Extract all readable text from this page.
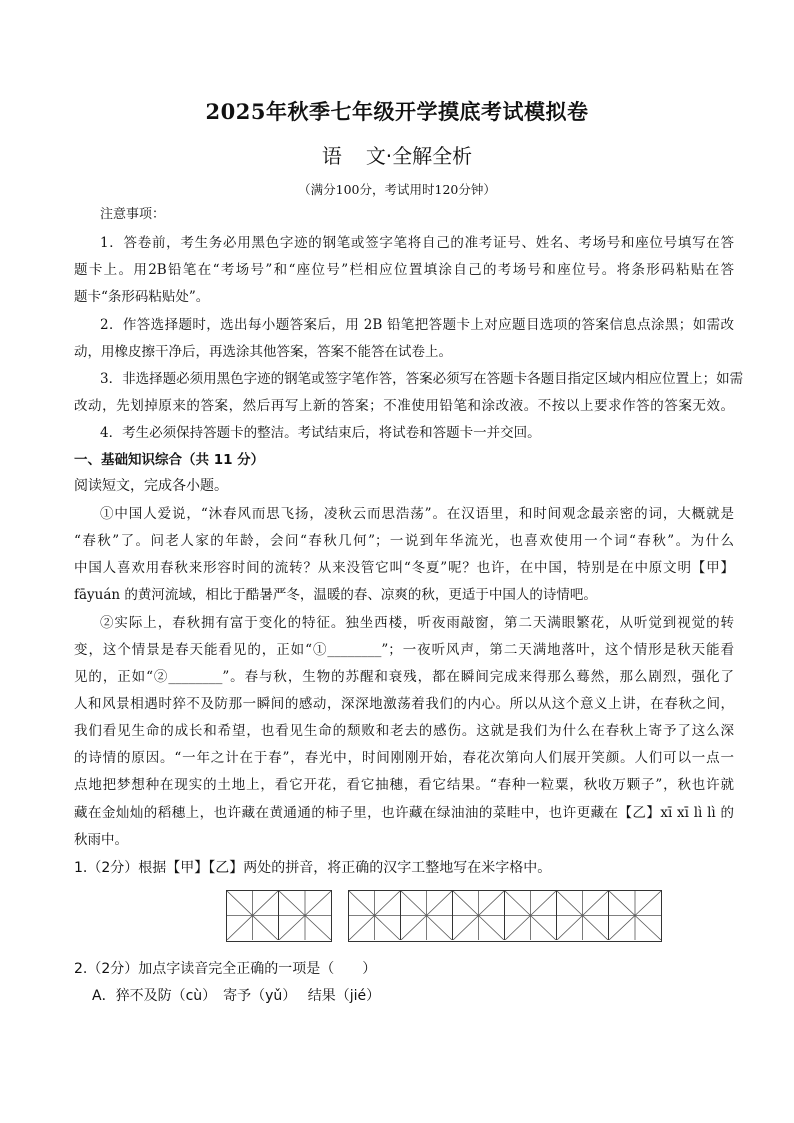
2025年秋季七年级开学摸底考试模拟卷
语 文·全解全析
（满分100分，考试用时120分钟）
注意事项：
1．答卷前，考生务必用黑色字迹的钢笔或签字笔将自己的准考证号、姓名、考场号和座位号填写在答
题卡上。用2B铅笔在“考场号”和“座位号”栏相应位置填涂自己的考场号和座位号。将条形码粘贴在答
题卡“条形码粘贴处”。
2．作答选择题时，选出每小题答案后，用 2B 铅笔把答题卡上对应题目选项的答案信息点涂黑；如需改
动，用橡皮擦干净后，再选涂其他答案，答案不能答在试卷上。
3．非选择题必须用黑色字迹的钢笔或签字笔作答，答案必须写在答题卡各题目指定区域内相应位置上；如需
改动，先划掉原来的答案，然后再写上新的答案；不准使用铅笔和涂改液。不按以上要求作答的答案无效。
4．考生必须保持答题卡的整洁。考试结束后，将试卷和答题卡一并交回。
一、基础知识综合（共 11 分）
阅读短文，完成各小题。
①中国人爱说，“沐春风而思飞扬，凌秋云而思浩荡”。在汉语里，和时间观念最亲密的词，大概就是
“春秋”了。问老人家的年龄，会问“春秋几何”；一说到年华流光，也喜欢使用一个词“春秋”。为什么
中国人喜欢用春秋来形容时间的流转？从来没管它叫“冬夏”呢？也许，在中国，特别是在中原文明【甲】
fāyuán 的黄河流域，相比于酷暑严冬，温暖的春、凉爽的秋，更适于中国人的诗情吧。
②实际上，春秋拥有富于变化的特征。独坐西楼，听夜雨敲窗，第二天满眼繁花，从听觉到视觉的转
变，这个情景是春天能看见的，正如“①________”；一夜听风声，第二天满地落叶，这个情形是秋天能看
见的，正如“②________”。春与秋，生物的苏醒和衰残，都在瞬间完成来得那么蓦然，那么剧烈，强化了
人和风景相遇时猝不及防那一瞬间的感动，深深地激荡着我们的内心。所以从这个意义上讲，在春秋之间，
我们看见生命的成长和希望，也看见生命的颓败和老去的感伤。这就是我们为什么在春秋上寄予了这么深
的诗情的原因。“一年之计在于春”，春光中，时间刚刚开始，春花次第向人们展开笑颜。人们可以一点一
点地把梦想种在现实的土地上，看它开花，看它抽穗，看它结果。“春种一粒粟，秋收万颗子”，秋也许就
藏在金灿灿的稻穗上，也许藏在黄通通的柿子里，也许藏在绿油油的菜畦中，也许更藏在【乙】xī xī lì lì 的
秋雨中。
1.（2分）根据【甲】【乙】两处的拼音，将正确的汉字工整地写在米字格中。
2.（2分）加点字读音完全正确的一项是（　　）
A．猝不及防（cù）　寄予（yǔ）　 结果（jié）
───
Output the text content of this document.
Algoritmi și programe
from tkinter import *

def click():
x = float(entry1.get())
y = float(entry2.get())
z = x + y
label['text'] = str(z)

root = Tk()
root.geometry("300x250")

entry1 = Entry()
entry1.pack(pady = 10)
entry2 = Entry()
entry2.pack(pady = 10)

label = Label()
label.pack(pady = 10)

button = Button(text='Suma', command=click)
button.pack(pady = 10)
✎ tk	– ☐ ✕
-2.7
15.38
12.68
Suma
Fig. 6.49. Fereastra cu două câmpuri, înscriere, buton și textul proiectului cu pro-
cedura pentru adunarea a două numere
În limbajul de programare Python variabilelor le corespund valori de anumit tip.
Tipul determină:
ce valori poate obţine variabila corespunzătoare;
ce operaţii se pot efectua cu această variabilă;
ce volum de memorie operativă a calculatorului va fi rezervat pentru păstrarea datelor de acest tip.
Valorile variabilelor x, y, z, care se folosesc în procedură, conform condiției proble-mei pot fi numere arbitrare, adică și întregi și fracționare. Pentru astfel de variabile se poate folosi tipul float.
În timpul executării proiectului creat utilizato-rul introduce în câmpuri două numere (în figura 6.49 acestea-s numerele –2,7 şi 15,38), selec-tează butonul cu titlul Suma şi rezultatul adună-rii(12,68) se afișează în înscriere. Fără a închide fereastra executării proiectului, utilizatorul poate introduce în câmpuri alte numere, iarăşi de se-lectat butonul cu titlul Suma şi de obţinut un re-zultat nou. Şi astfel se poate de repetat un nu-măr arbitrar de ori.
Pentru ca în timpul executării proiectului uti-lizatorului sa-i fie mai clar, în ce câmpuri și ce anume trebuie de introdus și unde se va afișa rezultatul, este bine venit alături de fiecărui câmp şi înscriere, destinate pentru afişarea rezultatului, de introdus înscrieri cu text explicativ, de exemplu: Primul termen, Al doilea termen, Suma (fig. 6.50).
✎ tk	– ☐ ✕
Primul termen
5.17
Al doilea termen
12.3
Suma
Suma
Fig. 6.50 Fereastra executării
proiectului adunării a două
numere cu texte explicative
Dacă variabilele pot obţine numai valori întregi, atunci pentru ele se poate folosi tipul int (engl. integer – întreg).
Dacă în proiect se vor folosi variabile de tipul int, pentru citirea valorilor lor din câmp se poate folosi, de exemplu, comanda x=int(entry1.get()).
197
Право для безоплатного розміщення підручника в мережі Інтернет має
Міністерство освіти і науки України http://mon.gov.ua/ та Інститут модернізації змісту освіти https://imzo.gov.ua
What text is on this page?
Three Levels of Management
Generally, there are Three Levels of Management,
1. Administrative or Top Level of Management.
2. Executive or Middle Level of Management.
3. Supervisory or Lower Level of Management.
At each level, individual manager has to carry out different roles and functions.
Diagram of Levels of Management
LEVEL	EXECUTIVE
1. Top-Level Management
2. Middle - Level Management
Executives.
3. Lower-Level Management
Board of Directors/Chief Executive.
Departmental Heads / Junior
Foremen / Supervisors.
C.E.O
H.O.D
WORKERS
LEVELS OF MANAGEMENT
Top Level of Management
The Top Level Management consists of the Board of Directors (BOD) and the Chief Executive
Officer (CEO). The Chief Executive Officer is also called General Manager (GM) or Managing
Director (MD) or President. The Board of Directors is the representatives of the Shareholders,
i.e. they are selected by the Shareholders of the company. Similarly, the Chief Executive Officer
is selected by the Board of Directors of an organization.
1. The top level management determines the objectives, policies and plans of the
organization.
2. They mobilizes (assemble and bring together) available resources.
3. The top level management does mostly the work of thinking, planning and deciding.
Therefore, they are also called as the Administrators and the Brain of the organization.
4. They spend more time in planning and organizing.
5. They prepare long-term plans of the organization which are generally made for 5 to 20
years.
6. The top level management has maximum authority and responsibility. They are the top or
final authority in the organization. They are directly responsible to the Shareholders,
───
** Direction **
Say, as a single number and nothing more, how many lines of the entries contain the word "înscriere".

** Expected answer **
3